━━━━━ MATERIAL TO PROCESS
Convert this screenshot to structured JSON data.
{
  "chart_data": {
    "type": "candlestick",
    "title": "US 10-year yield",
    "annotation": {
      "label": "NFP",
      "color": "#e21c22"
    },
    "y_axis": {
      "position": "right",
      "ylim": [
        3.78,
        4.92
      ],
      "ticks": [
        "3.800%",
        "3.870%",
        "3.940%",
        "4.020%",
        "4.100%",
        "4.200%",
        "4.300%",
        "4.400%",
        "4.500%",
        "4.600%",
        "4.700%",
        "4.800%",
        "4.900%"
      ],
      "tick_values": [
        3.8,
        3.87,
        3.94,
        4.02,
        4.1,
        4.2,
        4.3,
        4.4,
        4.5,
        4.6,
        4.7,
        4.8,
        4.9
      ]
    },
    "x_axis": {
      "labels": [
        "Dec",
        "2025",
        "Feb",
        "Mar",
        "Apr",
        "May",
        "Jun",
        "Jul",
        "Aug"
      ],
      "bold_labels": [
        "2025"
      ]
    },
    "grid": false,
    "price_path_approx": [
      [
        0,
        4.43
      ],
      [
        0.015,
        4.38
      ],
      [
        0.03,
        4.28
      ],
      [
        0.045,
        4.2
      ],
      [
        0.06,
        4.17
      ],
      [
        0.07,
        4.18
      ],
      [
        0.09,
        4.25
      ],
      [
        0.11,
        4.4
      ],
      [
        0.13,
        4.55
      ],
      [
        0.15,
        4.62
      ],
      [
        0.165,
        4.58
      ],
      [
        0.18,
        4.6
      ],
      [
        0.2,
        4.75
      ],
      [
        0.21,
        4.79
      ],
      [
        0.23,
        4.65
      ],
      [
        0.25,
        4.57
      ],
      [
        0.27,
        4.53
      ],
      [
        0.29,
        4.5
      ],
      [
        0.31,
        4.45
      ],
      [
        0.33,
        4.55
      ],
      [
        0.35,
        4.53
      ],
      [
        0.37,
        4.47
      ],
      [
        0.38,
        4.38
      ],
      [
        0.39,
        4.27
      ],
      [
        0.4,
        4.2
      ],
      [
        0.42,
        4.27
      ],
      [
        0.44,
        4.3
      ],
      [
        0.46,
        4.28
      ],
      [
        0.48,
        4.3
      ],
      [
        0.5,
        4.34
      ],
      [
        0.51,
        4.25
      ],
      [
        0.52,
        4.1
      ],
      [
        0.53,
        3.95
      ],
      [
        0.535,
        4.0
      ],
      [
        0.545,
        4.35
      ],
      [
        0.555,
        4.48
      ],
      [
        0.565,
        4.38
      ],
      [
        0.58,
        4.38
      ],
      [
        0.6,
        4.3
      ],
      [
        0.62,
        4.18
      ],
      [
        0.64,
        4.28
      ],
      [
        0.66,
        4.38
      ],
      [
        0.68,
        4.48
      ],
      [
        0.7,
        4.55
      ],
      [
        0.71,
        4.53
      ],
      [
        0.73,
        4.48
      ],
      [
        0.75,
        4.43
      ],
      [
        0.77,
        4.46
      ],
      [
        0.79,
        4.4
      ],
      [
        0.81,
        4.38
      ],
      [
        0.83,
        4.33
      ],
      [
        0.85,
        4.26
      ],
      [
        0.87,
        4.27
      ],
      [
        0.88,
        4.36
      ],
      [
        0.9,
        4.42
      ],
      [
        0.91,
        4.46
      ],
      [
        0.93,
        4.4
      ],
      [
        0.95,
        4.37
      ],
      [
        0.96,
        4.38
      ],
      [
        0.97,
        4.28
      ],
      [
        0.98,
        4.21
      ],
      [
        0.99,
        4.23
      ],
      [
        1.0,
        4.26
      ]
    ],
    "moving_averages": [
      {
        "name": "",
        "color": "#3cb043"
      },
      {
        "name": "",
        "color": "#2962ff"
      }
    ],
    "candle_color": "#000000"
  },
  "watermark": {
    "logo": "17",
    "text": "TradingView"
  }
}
━━━━━━━━━━
DIRECTIONS
Transcribe the material above word for word.

IN RESPONSE
Convert this screenshot to structured JSON data.
{
  "chart_data": {
    "type": "candlestick",
    "title": "US 10-year yield",
    "annotation": {
      "label": "NFP",
      "color": "#e21c22"
    },
    "y_axis": {
      "position": "right",
      "ylim": [
        3.78,
        4.92
      ],
      "ticks": [
        "3.800%",
        "3.870%",
        "3.940%",
        "4.020%",
        "4.100%",
        "4.200%",
        "4.300%",
        "4.400%",
        "4.500%",
        "4.600%",
        "4.700%",
        "4.800%",
        "4.900%"
      ],
      "tick_values": [
        3.8,
        3.87,
        3.94,
        4.02,
        4.1,
        4.2,
        4.3,
        4.4,
        4.5,
        4.6,
        4.7,
        4.8,
        4.9
      ]
    },
    "x_axis": {
      "labels": [
        "Dec",
        "2025",
        "Feb",
        "Mar",
        "Apr",
        "May",
        "Jun",
        "Jul",
        "Aug"
      ],
      "bold_labels": [
        "2025"
      ]
    },
    "grid": false,
    "price_path_approx": [
      [
        0,
        4.43
      ],
      [
        0.015,
        4.38
      ],
      [
        0.03,
        4.28
      ],
      [
        0.045,
        4.2
      ],
      [
        0.06,
        4.17
      ],
      [
        0.07,
        4.18
      ],
      [
        0.09,
        4.25
      ],
      [
        0.11,
        4.4
      ],
      [
        0.13,
        4.55
      ],
      [
        0.15,
        4.62
      ],
      [
        0.165,
        4.58
      ],
      [
        0.18,
        4.6
      ],
      [
        0.2,
        4.75
      ],
      [
        0.21,
        4.79
      ],
      [
        0.23,
        4.65
      ],
      [
        0.25,
        4.57
      ],
      [
        0.27,
        4.53
      ],
      [
        0.29,
        4.5
      ],
      [
        0.31,
        4.45
      ],
      [
        0.33,
        4.55
      ],
      [
        0.35,
        4.53
      ],
      [
        0.37,
        4.47
      ],
      [
        0.38,
        4.38
      ],
      [
        0.39,
        4.27
      ],
      [
        0.4,
        4.2
      ],
      [
        0.42,
        4.27
      ],
      [
        0.44,
        4.3
      ],
      [
        0.46,
        4.28
      ],
      [
        0.48,
        4.3
      ],
      [
        0.5,
        4.34
      ],
      [
        0.51,
        4.25
      ],
      [
        0.52,
        4.1
      ],
      [
        0.53,
        3.95
      ],
      [
        0.535,
        4.0
      ],
      [
        0.545,
        4.35
      ],
      [
        0.555,
        4.48
      ],
      [
        0.565,
        4.38
      ],
      [
        0.58,
        4.38
      ],
      [
        0.6,
        4.3
      ],
      [
        0.62,
        4.18
      ],
      [
        0.64,
        4.28
      ],
      [
        0.66,
        4.38
      ],
      [
        0.68,
        4.48
      ],
      [
        0.7,
        4.55
      ],
      [
        0.71,
        4.53
      ],
      [
        0.73,
        4.48
      ],
      [
        0.75,
        4.43
      ],
      [
        0.77,
        4.46
      ],
      [
        0.79,
        4.4
      ],
      [
        0.81,
        4.38
      ],
      [
        0.83,
        4.33
      ],
      [
        0.85,
        4.26
      ],
      [
        0.87,
        4.27
      ],
      [
        0.88,
        4.36
      ],
      [
        0.9,
        4.42
      ],
      [
        0.91,
        4.46
      ],
      [
        0.93,
        4.4
      ],
      [
        0.95,
        4.37
      ],
      [
        0.96,
        4.38
      ],
      [
        0.97,
        4.28
      ],
      [
        0.98,
        4.21
      ],
      [
        0.99,
        4.23
      ],
      [
        1.0,
        4.26
      ]
    ],
    "moving_averages": [
      {
        "name": "",
        "color": "#3cb043"
      },
      {
        "name": "",
        "color": "#2962ff"
      }
    ],
    "candle_color": "#000000"
  },
  "watermark": {
    "logo": "17",
    "text": "TradingView"
  }
}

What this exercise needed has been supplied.